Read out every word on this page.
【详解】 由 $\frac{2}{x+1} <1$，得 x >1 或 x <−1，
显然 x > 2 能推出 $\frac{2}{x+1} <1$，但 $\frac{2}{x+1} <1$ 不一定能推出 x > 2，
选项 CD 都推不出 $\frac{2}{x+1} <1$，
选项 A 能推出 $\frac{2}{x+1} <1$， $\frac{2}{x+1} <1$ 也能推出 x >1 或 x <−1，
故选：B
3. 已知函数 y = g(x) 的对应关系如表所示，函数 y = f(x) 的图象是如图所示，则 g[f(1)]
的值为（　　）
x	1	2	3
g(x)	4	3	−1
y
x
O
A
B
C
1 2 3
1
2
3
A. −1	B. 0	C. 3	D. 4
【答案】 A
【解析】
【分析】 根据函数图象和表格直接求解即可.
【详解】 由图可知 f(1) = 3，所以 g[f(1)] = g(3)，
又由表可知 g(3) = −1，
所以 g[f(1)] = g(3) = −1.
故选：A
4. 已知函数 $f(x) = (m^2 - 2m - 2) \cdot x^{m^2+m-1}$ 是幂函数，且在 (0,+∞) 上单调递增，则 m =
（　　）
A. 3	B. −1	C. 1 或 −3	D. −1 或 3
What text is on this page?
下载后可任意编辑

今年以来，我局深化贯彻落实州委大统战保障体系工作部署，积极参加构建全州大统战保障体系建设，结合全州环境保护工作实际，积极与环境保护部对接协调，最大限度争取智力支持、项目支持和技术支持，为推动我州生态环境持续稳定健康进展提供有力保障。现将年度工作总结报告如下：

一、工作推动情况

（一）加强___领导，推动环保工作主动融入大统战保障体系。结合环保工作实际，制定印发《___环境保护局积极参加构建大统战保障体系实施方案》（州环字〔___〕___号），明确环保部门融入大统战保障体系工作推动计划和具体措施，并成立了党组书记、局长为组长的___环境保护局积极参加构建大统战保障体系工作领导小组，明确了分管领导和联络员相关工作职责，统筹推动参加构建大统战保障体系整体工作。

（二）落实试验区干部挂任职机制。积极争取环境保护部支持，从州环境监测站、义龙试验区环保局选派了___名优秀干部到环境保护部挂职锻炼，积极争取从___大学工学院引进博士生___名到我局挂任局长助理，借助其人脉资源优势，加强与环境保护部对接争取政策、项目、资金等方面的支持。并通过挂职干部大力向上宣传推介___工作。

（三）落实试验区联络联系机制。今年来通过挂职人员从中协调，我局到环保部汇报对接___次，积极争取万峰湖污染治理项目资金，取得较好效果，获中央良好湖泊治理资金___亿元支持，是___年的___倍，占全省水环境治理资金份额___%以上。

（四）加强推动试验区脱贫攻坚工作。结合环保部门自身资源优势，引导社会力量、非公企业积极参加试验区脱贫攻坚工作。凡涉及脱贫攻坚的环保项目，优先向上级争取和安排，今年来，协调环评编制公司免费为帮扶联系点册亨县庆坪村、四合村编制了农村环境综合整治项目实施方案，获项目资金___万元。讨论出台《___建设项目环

════════════════════

[Instruction]
Copy each line above containing the string "frac".

[Exercise solution]
【详解】 由 $\frac{2}{x+1} <1$，得 x >1 或 x <−1，
显然 x > 2 能推出 $\frac{2}{x+1} <1$，但 $\frac{2}{x+1} <1$ 不一定能推出 x > 2，
选项 CD 都推不出 $\frac{2}{x+1} <1$，
选项 A 能推出 $\frac{2}{x+1} <1$， $\frac{2}{x+1} <1$ 也能推出 x >1 或 x <−1，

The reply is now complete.